DO THIS :: Write every record out again exactly as given.

TASK INPUT ::
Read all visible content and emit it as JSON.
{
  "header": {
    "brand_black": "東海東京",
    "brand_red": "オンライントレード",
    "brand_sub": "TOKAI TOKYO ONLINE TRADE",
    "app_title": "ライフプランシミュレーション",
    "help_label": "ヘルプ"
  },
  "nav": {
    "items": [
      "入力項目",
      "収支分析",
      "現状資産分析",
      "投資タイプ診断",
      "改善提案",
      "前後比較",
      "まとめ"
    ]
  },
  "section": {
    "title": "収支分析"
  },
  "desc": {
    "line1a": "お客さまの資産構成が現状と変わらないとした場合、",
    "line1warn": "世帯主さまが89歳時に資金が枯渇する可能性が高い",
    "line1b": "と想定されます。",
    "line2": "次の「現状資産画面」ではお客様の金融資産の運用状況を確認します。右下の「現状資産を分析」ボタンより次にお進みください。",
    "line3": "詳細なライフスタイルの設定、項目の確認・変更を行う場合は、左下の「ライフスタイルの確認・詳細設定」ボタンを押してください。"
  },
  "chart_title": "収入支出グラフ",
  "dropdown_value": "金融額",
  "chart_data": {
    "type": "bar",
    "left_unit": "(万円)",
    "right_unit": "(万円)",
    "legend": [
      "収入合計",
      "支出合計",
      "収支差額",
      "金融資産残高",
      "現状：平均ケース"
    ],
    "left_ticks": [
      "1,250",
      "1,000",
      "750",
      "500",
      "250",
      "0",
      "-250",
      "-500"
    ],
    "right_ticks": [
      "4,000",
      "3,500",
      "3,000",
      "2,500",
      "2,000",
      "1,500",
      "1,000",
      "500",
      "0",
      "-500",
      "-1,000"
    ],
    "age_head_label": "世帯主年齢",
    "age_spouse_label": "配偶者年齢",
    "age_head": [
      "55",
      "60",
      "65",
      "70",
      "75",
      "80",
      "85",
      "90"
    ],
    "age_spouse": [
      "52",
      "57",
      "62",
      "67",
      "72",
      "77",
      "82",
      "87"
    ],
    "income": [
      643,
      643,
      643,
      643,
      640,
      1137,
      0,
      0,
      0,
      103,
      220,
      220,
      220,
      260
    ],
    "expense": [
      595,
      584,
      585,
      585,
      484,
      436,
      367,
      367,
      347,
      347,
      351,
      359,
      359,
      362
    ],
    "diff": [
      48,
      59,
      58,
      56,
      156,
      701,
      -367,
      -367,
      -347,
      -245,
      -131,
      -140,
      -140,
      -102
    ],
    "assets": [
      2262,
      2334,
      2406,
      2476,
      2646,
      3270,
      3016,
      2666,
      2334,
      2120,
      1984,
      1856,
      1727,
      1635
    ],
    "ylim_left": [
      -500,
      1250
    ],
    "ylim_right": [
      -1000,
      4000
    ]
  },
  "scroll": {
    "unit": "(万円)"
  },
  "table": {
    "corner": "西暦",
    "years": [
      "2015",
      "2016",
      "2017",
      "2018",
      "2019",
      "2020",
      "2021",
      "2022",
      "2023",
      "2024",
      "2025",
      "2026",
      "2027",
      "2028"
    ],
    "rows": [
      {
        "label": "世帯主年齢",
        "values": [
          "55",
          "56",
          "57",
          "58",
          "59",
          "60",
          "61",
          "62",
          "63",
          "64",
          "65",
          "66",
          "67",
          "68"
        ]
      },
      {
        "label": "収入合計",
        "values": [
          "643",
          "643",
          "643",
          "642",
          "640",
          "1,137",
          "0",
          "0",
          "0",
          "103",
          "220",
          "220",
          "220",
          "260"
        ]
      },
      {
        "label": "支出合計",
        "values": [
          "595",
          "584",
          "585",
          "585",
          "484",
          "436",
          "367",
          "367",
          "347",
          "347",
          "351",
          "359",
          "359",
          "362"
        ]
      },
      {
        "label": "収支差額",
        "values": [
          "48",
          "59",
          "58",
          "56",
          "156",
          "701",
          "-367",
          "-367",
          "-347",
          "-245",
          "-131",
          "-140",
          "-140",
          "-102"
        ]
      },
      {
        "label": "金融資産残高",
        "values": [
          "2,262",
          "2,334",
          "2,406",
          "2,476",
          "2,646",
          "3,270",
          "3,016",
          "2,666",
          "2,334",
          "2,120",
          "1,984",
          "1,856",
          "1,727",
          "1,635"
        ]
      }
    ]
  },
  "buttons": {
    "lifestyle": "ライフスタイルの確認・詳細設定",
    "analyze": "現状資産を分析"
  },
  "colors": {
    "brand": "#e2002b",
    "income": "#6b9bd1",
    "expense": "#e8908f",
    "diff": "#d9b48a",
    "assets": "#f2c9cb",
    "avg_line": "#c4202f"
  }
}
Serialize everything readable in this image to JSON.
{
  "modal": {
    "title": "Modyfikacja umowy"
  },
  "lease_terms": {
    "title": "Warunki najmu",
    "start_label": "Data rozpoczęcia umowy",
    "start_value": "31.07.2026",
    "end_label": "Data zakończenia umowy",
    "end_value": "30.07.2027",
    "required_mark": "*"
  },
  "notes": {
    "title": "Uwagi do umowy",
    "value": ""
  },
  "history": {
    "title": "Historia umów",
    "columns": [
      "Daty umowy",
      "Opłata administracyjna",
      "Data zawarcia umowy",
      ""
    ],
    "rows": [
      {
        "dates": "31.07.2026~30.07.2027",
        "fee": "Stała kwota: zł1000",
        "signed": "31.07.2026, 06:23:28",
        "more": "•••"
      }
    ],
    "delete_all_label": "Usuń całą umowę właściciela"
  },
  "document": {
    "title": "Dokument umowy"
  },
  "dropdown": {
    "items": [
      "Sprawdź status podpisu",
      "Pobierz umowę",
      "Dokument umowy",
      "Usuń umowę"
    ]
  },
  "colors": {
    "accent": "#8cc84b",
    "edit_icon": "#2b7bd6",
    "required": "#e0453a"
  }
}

EXERCISE SOLUTION ::
Read all visible content and emit it as JSON.
{
  "header": {
    "brand_black": "東海東京",
    "brand_red": "オンライントレード",
    "brand_sub": "TOKAI TOKYO ONLINE TRADE",
    "app_title": "ライフプランシミュレーション",
    "help_label": "ヘルプ"
  },
  "nav": {
    "items": [
      "入力項目",
      "収支分析",
      "現状資産分析",
      "投資タイプ診断",
      "改善提案",
      "前後比較",
      "まとめ"
    ]
  },
  "section": {
    "title": "収支分析"
  },
  "desc": {
    "line1a": "お客さまの資産構成が現状と変わらないとした場合、",
    "line1warn": "世帯主さまが89歳時に資金が枯渇する可能性が高い",
    "line1b": "と想定されます。",
    "line2": "次の「現状資産画面」ではお客様の金融資産の運用状況を確認します。右下の「現状資産を分析」ボタンより次にお進みください。",
    "line3": "詳細なライフスタイルの設定、項目の確認・変更を行う場合は、左下の「ライフスタイルの確認・詳細設定」ボタンを押してください。"
  },
  "chart_title": "収入支出グラフ",
  "dropdown_value": "金融額",
  "chart_data": {
    "type": "bar",
    "left_unit": "(万円)",
    "right_unit": "(万円)",
    "legend": [
      "収入合計",
      "支出合計",
      "収支差額",
      "金融資産残高",
      "現状：平均ケース"
    ],
    "left_ticks": [
      "1,250",
      "1,000",
      "750",
      "500",
      "250",
      "0",
      "-250",
      "-500"
    ],
    "right_ticks": [
      "4,000",
      "3,500",
      "3,000",
      "2,500",
      "2,000",
      "1,500",
      "1,000",
      "500",
      "0",
      "-500",
      "-1,000"
    ],
    "age_head_label": "世帯主年齢",
    "age_spouse_label": "配偶者年齢",
    "age_head": [
      "55",
      "60",
      "65",
      "70",
      "75",
      "80",
      "85",
      "90"
    ],
    "age_spouse": [
      "52",
      "57",
      "62",
      "67",
      "72",
      "77",
      "82",
      "87"
    ],
    "income": [
      643,
      643,
      643,
      643,
      640,
      1137,
      0,
      0,
      0,
      103,
      220,
      220,
      220,
      260
    ],
    "expense": [
      595,
      584,
      585,
      585,
      484,
      436,
      367,
      367,
      347,
      347,
      351,
      359,
      359,
      362
    ],
    "diff": [
      48,
      59,
      58,
      56,
      156,
      701,
      -367,
      -367,
      -347,
      -245,
      -131,
      -140,
      -140,
      -102
    ],
    "assets": [
      2262,
      2334,
      2406,
      2476,
      2646,
      3270,
      3016,
      2666,
      2334,
      2120,
      1984,
      1856,
      1727,
      1635
    ],
    "ylim_left": [
      -500,
      1250
    ],
    "ylim_right": [
      -1000,
      4000
    ]
  },
  "scroll": {
    "unit": "(万円)"
  },
  "table": {
    "corner": "西暦",
    "years": [
      "2015",
      "2016",
      "2017",
      "2018",
      "2019",
      "2020",
      "2021",
      "2022",
      "2023",
      "2024",
      "2025",
      "2026",
      "2027",
      "2028"
    ],
    "rows": [
      {
        "label": "世帯主年齢",
        "values": [
          "55",
          "56",
          "57",
          "58",
          "59",
          "60",
          "61",
          "62",
          "63",
          "64",
          "65",
          "66",
          "67",
          "68"
        ]
      },
      {
        "label": "収入合計",
        "values": [
          "643",
          "643",
          "643",
          "642",
          "640",
          "1,137",
          "0",
          "0",
          "0",
          "103",
          "220",
          "220",
          "220",
          "260"
        ]
      },
      {
        "label": "支出合計",
        "values": [
          "595",
          "584",
          "585",
          "585",
          "484",
          "436",
          "367",
          "367",
          "347",
          "347",
          "351",
          "359",
          "359",
          "362"
        ]
      },
      {
        "label": "収支差額",
        "values": [
          "48",
          "59",
          "58",
          "56",
          "156",
          "701",
          "-367",
          "-367",
          "-347",
          "-245",
          "-131",
          "-140",
          "-140",
          "-102"
        ]
      },
      {
        "label": "金融資産残高",
        "values": [
          "2,262",
          "2,334",
          "2,406",
          "2,476",
          "2,646",
          "3,270",
          "3,016",
          "2,666",
          "2,334",
          "2,120",
          "1,984",
          "1,856",
          "1,727",
          "1,635"
        ]
      }
    ]
  },
  "buttons": {
    "lifestyle": "ライフスタイルの確認・詳細設定",
    "analyze": "現状資産を分析"
  },
  "colors": {
    "brand": "#e2002b",
    "income": "#6b9bd1",
    "expense": "#e8908f",
    "diff": "#d9b48a",
    "assets": "#f2c9cb",
    "avg_line": "#c4202f"
  }
}
Serialize everything readable in this image to JSON.
{
  "modal": {
    "title": "Modyfikacja umowy"
  },
  "lease_terms": {
    "title": "Warunki najmu",
    "start_label": "Data rozpoczęcia umowy",
    "start_value": "31.07.2026",
    "end_label": "Data zakończenia umowy",
    "end_value": "30.07.2027",
    "required_mark": "*"
  },
  "notes": {
    "title": "Uwagi do umowy",
    "value": ""
  },
  "history": {
    "title": "Historia umów",
    "columns": [
      "Daty umowy",
      "Opłata administracyjna",
      "Data zawarcia umowy",
      ""
    ],
    "rows": [
      {
        "dates": "31.07.2026~30.07.2027",
        "fee": "Stała kwota: zł1000",
        "signed": "31.07.2026, 06:23:28",
        "more": "•••"
      }
    ],
    "delete_all_label": "Usuń całą umowę właściciela"
  },
  "document": {
    "title": "Dokument umowy"
  },
  "dropdown": {
    "items": [
      "Sprawdź status podpisu",
      "Pobierz umowę",
      "Dokument umowy",
      "Usuń umowę"
    ]
  },
  "colors": {
    "accent": "#8cc84b",
    "edit_icon": "#2b7bd6",
    "required": "#e0453a"
  }
}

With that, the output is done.